Without the pictures, can you quote each line below exactly?

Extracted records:

=====

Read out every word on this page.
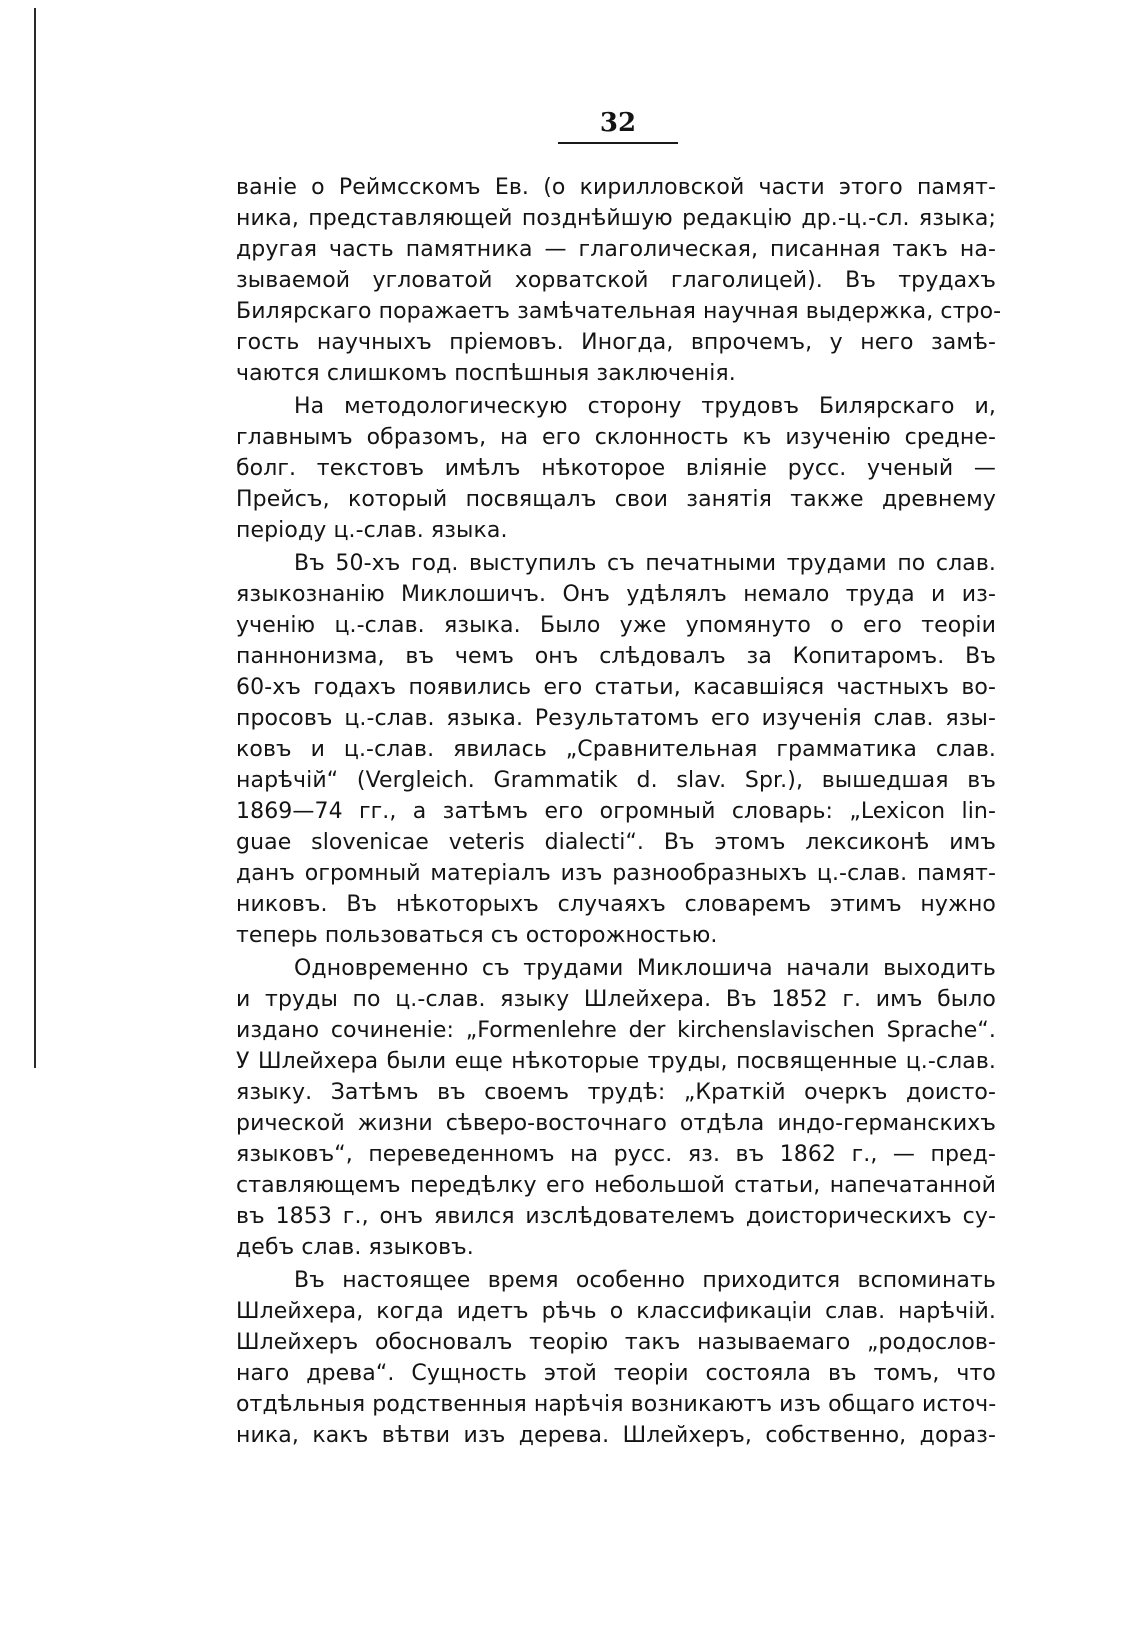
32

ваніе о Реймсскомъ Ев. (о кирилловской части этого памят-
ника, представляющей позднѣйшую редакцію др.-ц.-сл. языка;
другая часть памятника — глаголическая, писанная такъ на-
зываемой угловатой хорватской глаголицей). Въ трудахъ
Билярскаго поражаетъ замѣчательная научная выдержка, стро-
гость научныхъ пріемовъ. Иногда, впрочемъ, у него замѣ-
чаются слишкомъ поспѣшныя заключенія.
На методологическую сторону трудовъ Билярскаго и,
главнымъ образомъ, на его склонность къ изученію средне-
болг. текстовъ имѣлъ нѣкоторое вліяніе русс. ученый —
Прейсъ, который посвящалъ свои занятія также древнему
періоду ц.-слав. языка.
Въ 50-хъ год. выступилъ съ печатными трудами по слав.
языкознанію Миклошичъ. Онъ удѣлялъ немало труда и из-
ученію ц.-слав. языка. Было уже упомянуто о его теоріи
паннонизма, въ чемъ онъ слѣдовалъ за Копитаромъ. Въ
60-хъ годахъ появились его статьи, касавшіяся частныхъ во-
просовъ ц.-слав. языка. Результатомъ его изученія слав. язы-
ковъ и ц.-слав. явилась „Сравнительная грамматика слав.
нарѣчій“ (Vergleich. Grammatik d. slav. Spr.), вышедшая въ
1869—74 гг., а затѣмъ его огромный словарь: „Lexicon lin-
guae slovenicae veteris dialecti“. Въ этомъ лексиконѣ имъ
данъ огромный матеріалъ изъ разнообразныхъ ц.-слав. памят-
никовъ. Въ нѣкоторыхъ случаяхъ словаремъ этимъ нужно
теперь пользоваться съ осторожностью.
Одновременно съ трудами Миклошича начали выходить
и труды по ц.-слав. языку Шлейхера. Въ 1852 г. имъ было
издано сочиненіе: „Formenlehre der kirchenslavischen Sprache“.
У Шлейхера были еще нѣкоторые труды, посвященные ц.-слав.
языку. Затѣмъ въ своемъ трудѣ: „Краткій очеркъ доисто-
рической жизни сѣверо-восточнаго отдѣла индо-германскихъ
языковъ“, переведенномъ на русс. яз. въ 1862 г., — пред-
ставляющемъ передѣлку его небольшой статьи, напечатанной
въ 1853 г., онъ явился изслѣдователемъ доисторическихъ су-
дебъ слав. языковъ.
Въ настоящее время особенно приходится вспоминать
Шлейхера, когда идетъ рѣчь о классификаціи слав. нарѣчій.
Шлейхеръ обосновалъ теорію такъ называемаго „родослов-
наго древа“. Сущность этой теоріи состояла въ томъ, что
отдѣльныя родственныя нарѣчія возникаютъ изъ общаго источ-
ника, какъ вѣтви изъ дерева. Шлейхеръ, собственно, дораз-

=====

### [Written answer]
Read out every word on this page.
32

ваніе о Реймсскомъ Ев. (о кирилловской части этого памят-
ника, представляющей позднѣйшую редакцію др.-ц.-сл. языка;
другая часть памятника — глаголическая, писанная такъ на-
зываемой угловатой хорватской глаголицей). Въ трудахъ
Билярскаго поражаетъ замѣчательная научная выдержка, стро-
гость научныхъ пріемовъ. Иногда, впрочемъ, у него замѣ-
чаются слишкомъ поспѣшныя заключенія.
На методологическую сторону трудовъ Билярскаго и,
главнымъ образомъ, на его склонность къ изученію средне-
болг. текстовъ имѣлъ нѣкоторое вліяніе русс. ученый —
Прейсъ, который посвящалъ свои занятія также древнему
періоду ц.-слав. языка.
Въ 50-хъ год. выступилъ съ печатными трудами по слав.
языкознанію Миклошичъ. Онъ удѣлялъ немало труда и из-
ученію ц.-слав. языка. Было уже упомянуто о его теоріи
паннонизма, въ чемъ онъ слѣдовалъ за Копитаромъ. Въ
60-хъ годахъ появились его статьи, касавшіяся частныхъ во-
просовъ ц.-слав. языка. Результатомъ его изученія слав. язы-
ковъ и ц.-слав. явилась „Сравнительная грамматика слав.
нарѣчій“ (Vergleich. Grammatik d. slav. Spr.), вышедшая въ
1869—74 гг., а затѣмъ его огромный словарь: „Lexicon lin-
guae slovenicae veteris dialecti“. Въ этомъ лексиконѣ имъ
данъ огромный матеріалъ изъ разнообразныхъ ц.-слав. памят-
никовъ. Въ нѣкоторыхъ случаяхъ словаремъ этимъ нужно
теперь пользоваться съ осторожностью.
Одновременно съ трудами Миклошича начали выходить
и труды по ц.-слав. языку Шлейхера. Въ 1852 г. имъ было
издано сочиненіе: „Formenlehre der kirchenslavischen Sprache“.
У Шлейхера были еще нѣкоторые труды, посвященные ц.-слав.
языку. Затѣмъ въ своемъ трудѣ: „Краткій очеркъ доисто-
рической жизни сѣверо-восточнаго отдѣла индо-германскихъ
языковъ“, переведенномъ на русс. яз. въ 1862 г., — пред-
ставляющемъ передѣлку его небольшой статьи, напечатанной
въ 1853 г., онъ явился изслѣдователемъ доисторическихъ су-
дебъ слав. языковъ.
Въ настоящее время особенно приходится вспоминать
Шлейхера, когда идетъ рѣчь о классификаціи слав. нарѣчій.
Шлейхеръ обосновалъ теорію такъ называемаго „родослов-
наго древа“. Сущность этой теоріи состояла въ томъ, что
отдѣльныя родственныя нарѣчія возникаютъ изъ общаго источ-
ника, какъ вѣтви изъ дерева. Шлейхеръ, собственно, дораз-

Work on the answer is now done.